┌──

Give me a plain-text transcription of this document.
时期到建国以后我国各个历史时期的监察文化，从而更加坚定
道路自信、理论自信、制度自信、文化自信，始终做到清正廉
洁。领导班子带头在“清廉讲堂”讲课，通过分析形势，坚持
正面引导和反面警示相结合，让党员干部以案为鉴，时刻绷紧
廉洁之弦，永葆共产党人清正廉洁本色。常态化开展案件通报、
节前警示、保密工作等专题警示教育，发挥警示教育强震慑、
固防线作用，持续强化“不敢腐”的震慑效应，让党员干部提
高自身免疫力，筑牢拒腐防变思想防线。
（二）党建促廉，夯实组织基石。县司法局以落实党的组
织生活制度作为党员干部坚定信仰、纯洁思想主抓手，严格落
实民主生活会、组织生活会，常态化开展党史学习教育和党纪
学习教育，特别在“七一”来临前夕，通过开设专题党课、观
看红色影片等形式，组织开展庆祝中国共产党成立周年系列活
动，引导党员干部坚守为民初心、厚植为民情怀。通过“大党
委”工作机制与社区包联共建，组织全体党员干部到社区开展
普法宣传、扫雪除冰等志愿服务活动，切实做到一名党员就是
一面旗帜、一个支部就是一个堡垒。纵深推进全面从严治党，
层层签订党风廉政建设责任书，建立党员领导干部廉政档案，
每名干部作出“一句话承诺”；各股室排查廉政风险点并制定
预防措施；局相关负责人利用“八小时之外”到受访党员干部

└──

*WHAT IS EXPECTED*: Retype the data in full and match it exactly.

*ANSWER TO THIS PROBLEM*:
Give me a plain-text transcription of this document.
时期到建国以后我国各个历史时期的监察文化，从而更加坚定
道路自信、理论自信、制度自信、文化自信，始终做到清正廉
洁。领导班子带头在“清廉讲堂”讲课，通过分析形势，坚持
正面引导和反面警示相结合，让党员干部以案为鉴，时刻绷紧
廉洁之弦，永葆共产党人清正廉洁本色。常态化开展案件通报、
节前警示、保密工作等专题警示教育，发挥警示教育强震慑、
固防线作用，持续强化“不敢腐”的震慑效应，让党员干部提
高自身免疫力，筑牢拒腐防变思想防线。
（二）党建促廉，夯实组织基石。县司法局以落实党的组
织生活制度作为党员干部坚定信仰、纯洁思想主抓手，严格落
实民主生活会、组织生活会，常态化开展党史学习教育和党纪
学习教育，特别在“七一”来临前夕，通过开设专题党课、观
看红色影片等形式，组织开展庆祝中国共产党成立周年系列活
动，引导党员干部坚守为民初心、厚植为民情怀。通过“大党
委”工作机制与社区包联共建，组织全体党员干部到社区开展
普法宣传、扫雪除冰等志愿服务活动，切实做到一名党员就是
一面旗帜、一个支部就是一个堡垒。纵深推进全面从严治党，
层层签订党风廉政建设责任书，建立党员领导干部廉政档案，
每名干部作出“一句话承诺”；各股室排查廉政风险点并制定
预防措施；局相关负责人利用“八小时之外”到受访党员干部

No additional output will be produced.